- _WHAT YOU SHOULD DO_: Gather all lines with the word "Nanoporous" in them.

Records excerpted from a collection

= = =

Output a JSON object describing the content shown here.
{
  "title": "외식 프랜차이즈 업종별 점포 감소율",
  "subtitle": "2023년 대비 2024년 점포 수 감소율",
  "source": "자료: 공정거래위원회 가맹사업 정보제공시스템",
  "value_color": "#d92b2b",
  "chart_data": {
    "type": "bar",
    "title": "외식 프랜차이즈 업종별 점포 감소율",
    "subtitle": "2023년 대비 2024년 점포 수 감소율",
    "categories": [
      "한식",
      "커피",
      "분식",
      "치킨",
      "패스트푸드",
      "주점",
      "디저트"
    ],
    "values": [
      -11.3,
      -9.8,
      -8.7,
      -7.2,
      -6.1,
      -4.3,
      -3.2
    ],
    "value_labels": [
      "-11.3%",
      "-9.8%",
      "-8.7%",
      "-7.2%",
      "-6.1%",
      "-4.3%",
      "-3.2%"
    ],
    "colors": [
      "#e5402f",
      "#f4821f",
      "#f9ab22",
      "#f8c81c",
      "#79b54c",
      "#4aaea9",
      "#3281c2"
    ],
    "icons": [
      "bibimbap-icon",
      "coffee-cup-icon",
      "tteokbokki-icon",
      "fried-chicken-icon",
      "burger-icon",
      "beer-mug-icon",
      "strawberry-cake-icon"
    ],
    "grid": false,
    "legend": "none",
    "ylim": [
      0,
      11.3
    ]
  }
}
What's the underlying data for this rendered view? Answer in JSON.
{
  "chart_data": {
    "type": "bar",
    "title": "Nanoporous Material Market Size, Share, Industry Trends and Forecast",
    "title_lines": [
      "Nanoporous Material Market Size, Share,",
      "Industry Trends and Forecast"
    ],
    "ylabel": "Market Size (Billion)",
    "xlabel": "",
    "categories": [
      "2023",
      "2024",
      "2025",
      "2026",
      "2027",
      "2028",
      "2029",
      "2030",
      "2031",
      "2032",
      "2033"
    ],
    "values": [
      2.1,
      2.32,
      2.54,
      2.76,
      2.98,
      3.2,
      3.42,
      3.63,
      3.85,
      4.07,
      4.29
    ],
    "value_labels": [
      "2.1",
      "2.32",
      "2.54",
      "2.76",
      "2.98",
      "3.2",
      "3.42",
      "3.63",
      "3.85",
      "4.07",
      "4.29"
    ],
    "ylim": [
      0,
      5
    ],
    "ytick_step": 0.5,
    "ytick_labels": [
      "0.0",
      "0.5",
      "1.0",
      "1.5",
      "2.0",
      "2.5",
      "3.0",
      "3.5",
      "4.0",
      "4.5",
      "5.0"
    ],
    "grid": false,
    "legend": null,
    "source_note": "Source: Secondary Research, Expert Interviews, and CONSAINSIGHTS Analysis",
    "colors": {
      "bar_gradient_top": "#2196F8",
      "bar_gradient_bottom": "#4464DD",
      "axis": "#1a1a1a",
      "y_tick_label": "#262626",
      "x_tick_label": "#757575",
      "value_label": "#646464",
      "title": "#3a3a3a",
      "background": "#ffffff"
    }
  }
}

= = =

- _THE COMPLETED TASK_:
    "title": "Nanoporous Material Market Size, Share, Industry Trends and Forecast",
      "Nanoporous Material Market Size, Share,",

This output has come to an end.